### WHAT THE TASK REQUIRES:
Gather from the material every line that contains the string "screenshot".

### Stored entries:
::::::::::
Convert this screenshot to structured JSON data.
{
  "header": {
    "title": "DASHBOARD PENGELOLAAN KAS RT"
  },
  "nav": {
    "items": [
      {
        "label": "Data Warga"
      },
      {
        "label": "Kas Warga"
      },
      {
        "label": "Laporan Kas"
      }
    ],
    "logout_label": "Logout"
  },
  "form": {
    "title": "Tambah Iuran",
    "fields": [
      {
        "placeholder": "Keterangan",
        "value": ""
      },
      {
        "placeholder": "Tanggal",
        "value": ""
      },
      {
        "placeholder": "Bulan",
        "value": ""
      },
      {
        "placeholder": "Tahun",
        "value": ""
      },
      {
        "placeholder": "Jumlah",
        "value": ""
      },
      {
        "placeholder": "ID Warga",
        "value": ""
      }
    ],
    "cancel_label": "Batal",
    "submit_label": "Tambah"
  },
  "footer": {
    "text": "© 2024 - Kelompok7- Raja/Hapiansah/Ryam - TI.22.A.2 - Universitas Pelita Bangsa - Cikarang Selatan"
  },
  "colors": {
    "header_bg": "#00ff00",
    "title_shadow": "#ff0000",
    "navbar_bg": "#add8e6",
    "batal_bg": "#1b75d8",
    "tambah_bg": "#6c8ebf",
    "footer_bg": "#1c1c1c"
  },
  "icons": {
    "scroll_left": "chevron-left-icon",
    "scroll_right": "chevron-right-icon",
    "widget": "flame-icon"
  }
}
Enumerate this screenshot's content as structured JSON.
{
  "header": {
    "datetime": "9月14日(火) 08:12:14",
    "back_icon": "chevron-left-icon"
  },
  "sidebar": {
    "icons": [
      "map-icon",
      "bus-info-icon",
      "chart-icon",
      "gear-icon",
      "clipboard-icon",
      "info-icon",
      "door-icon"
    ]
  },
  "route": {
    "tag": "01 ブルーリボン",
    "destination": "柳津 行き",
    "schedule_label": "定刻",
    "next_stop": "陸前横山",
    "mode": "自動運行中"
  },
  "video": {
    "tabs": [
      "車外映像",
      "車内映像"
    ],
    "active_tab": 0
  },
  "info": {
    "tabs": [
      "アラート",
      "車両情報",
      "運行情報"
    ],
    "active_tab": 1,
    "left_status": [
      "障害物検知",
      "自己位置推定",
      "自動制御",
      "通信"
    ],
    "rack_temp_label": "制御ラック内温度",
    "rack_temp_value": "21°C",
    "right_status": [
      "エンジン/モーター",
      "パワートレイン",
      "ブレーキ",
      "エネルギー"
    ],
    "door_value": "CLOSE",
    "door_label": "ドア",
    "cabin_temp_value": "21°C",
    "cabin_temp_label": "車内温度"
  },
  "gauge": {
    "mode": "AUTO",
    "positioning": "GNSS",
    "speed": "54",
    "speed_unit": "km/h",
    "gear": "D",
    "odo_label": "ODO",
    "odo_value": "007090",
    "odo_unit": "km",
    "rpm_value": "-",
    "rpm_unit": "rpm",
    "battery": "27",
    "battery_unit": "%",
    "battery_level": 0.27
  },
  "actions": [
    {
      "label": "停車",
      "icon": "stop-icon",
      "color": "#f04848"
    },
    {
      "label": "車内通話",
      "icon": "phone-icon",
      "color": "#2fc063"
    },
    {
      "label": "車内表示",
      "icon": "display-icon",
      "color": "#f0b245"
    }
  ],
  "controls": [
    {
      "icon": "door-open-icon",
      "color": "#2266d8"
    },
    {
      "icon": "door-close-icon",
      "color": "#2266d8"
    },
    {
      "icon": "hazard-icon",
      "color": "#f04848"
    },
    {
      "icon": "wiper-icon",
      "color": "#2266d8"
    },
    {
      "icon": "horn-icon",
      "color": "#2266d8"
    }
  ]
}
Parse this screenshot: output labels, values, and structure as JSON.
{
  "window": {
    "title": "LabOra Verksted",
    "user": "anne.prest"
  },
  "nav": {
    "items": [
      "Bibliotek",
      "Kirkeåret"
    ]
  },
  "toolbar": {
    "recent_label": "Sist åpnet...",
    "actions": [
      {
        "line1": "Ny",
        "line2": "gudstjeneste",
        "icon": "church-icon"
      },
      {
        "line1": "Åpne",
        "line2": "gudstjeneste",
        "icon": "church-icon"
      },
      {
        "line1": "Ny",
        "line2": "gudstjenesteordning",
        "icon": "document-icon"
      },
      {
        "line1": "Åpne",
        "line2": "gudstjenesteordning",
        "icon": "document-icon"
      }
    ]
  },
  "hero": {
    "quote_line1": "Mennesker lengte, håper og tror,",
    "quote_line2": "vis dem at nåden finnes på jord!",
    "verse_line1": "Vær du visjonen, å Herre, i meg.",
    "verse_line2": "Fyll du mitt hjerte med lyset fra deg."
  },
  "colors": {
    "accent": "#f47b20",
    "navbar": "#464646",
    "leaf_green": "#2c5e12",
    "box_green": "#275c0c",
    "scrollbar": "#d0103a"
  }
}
::::::::::
### TASK RESPONSE:
Convert this screenshot to structured JSON data.
Enumerate this screenshot's content as structured JSON.
Parse this screenshot: output labels, values, and structure as JSON.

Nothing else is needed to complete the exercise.